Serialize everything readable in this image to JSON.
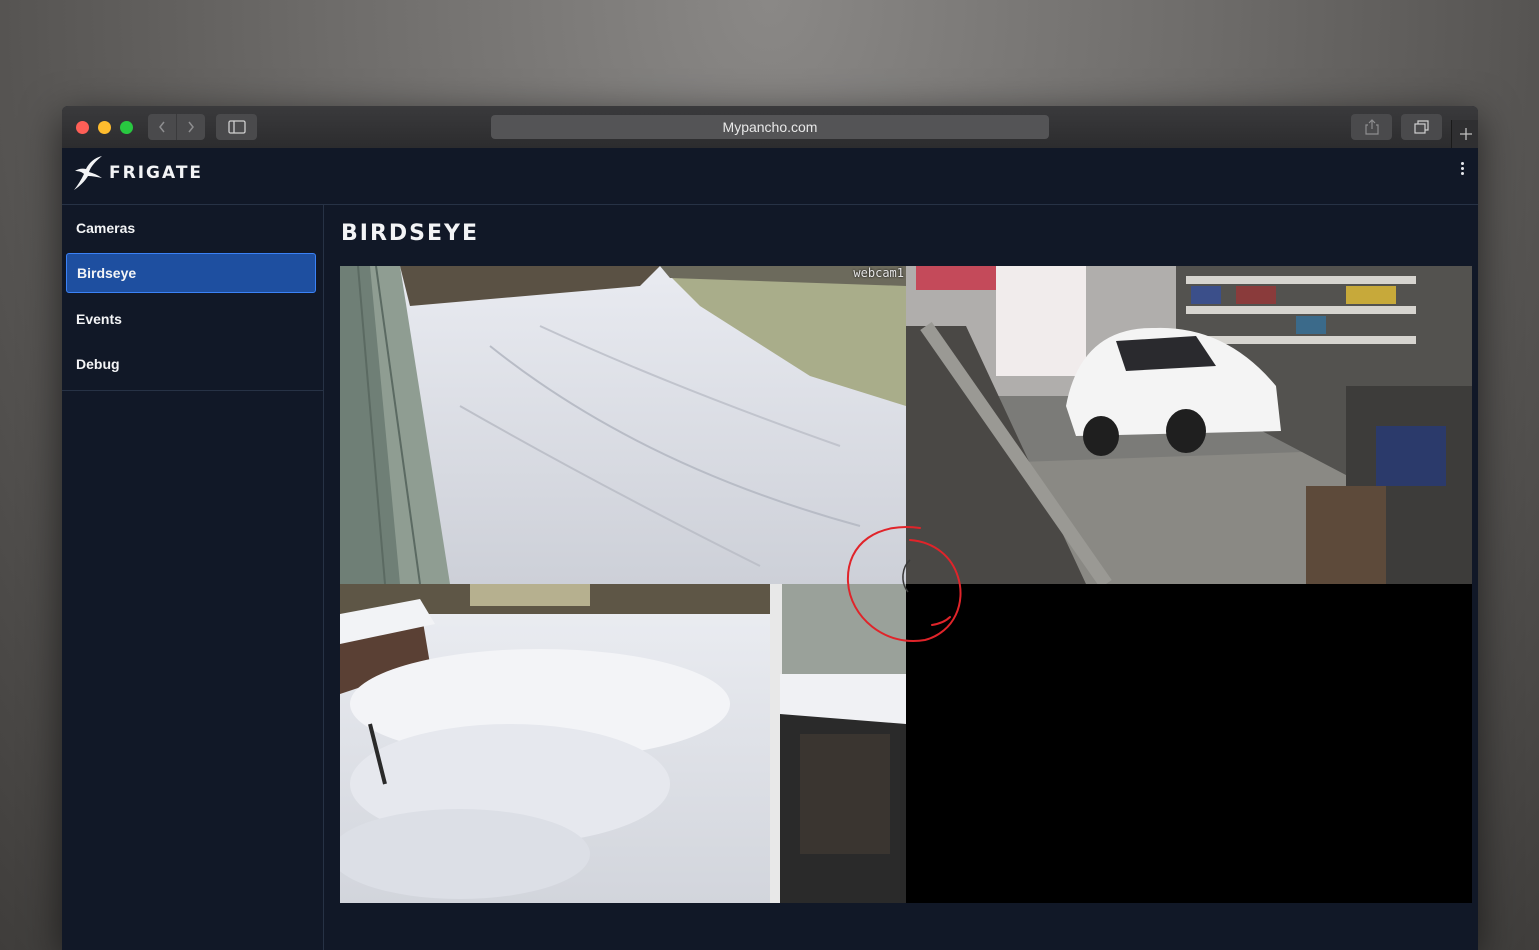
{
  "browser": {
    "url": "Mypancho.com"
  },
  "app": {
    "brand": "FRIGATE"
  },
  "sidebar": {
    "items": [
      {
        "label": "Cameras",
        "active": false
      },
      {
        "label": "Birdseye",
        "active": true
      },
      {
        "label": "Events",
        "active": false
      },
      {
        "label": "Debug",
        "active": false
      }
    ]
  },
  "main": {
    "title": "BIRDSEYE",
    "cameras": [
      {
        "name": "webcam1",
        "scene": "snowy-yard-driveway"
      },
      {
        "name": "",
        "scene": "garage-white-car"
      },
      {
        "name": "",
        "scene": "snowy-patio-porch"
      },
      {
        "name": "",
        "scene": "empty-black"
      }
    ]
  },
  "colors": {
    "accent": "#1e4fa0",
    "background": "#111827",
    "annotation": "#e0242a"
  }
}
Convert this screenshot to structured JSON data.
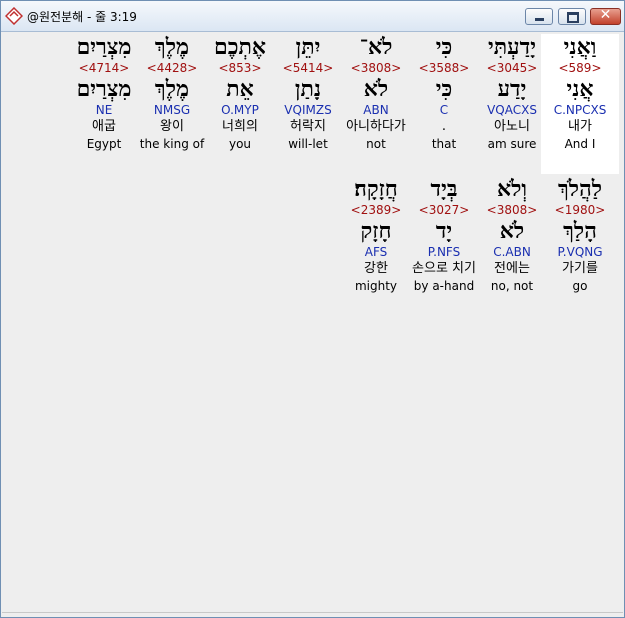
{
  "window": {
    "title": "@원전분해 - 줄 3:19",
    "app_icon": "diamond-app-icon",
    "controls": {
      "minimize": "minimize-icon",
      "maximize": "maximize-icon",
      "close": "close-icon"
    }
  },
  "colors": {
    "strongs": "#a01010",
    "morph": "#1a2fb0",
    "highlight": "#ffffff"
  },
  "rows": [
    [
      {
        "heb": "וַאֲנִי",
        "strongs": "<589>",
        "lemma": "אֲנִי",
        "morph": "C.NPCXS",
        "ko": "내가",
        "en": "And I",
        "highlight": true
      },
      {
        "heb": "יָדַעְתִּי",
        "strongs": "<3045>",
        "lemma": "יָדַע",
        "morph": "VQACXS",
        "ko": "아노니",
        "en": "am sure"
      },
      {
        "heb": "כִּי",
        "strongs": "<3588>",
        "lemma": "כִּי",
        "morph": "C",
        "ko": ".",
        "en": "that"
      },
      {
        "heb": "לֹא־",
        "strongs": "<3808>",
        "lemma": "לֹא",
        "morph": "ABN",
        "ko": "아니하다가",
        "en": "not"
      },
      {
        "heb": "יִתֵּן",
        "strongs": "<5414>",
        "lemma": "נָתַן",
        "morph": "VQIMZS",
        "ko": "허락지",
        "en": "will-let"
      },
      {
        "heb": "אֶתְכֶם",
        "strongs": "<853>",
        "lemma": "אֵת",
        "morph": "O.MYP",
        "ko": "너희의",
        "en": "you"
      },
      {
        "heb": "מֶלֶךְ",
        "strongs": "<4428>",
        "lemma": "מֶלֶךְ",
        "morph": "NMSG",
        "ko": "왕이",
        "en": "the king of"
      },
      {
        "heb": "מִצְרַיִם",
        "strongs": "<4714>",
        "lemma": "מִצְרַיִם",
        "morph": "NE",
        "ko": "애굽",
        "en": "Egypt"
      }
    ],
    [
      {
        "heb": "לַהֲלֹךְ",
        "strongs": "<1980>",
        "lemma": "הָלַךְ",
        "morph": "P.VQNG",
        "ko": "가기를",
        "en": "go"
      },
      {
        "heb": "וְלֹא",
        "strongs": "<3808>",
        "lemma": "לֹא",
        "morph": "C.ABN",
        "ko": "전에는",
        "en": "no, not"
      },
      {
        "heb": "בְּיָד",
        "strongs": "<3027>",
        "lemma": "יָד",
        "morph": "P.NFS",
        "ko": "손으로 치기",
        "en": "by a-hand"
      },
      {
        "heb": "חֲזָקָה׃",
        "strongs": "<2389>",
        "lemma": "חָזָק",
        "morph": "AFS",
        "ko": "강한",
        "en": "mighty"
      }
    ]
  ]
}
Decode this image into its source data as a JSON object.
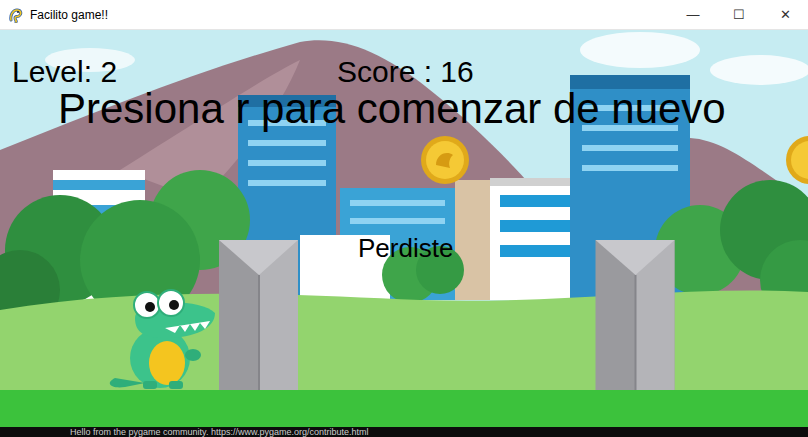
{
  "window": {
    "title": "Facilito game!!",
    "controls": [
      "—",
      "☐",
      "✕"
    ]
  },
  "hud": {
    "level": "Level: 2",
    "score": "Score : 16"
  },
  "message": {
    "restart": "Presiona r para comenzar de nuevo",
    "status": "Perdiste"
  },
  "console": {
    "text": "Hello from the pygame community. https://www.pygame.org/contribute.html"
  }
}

- TASK GOAL -
Give an exact copy of the material, leaving out every picture.

- ANSWER BELOW -
Serialize everything readable in this image to JSON.
{
  "browser": {
    "url": "Mypancho.com"
  },
  "app": {
    "brand": "FRIGATE"
  },
  "sidebar": {
    "items": [
      {
        "label": "Cameras",
        "active": false
      },
      {
        "label": "Birdseye",
        "active": true
      },
      {
        "label": "Events",
        "active": false
      },
      {
        "label": "Debug",
        "active": false
      }
    ]
  },
  "main": {
    "title": "BIRDSEYE",
    "cameras": [
      {
        "name": "webcam1",
        "scene": "snowy-yard-driveway"
      },
      {
        "name": "",
        "scene": "garage-white-car"
      },
      {
        "name": "",
        "scene": "snowy-patio-porch"
      },
      {
        "name": "",
        "scene": "empty-black"
      }
    ]
  },
  "colors": {
    "accent": "#1e4fa0",
    "background": "#111827",
    "annotation": "#e0242a"
  }
}
Convert this screenshot to structured JSON data.
{
  "window": {
    "title": "@원전분해 - 줄 3:19",
    "app_icon": "diamond-app-icon",
    "controls": {
      "minimize": "minimize-icon",
      "maximize": "maximize-icon",
      "close": "close-icon"
    }
  },
  "colors": {
    "strongs": "#a01010",
    "morph": "#1a2fb0",
    "highlight": "#ffffff"
  },
  "rows": [
    [
      {
        "heb": "וַאֲנִי",
        "strongs": "<589>",
        "lemma": "אֲנִי",
        "morph": "C.NPCXS",
        "ko": "내가",
        "en": "And I",
        "highlight": true
      },
      {
        "heb": "יָדַעְתִּי",
        "strongs": "<3045>",
        "lemma": "יָדַע",
        "morph": "VQACXS",
        "ko": "아노니",
        "en": "am sure"
      },
      {
        "heb": "כִּי",
        "strongs": "<3588>",
        "lemma": "כִּי",
        "morph": "C",
        "ko": ".",
        "en": "that"
      },
      {
        "heb": "לֹא־",
        "strongs": "<3808>",
        "lemma": "לֹא",
        "morph": "ABN",
        "ko": "아니하다가",
        "en": "not"
      },
      {
        "heb": "יִתֵּן",
        "strongs": "<5414>",
        "lemma": "נָתַן",
        "morph": "VQIMZS",
        "ko": "허락지",
        "en": "will-let"
      },
      {
        "heb": "אֶתְכֶם",
        "strongs": "<853>",
        "lemma": "אֵת",
        "morph": "O.MYP",
        "ko": "너희의",
        "en": "you"
      },
      {
        "heb": "מֶלֶךְ",
        "strongs": "<4428>",
        "lemma": "מֶלֶךְ",
        "morph": "NMSG",
        "ko": "왕이",
        "en": "the king of"
      },
      {
        "heb": "מִצְרַיִם",
        "strongs": "<4714>",
        "lemma": "מִצְרַיִם",
        "morph": "NE",
        "ko": "애굽",
        "en": "Egypt"
      }
    ],
    [
      {
        "heb": "לַהֲלֹךְ",
        "strongs": "<1980>",
        "lemma": "הָלַךְ",
        "morph": "P.VQNG",
        "ko": "가기를",
        "en": "go"
      },
      {
        "heb": "וְלֹא",
        "strongs": "<3808>",
        "lemma": "לֹא",
        "morph": "C.ABN",
        "ko": "전에는",
        "en": "no, not"
      },
      {
        "heb": "בְּיָד",
        "strongs": "<3027>",
        "lemma": "יָד",
        "morph": "P.NFS",
        "ko": "손으로 치기",
        "en": "by a-hand"
      },
      {
        "heb": "חֲזָקָה׃",
        "strongs": "<2389>",
        "lemma": "חָזָק",
        "morph": "AFS",
        "ko": "강한",
        "en": "mighty"
      }
    ]
  ]
}
Decode this image into its source data as a JSON object.
{
  "window": {
    "title": "Facilito game!!",
    "controls": [
      "—",
      "☐",
      "✕"
    ]
  },
  "hud": {
    "level": "Level: 2",
    "score": "Score : 16"
  },
  "message": {
    "restart": "Presiona r para comenzar de nuevo",
    "status": "Perdiste"
  },
  "console": {
    "text": "Hello from the pygame community. https://www.pygame.org/contribute.html"
  }
}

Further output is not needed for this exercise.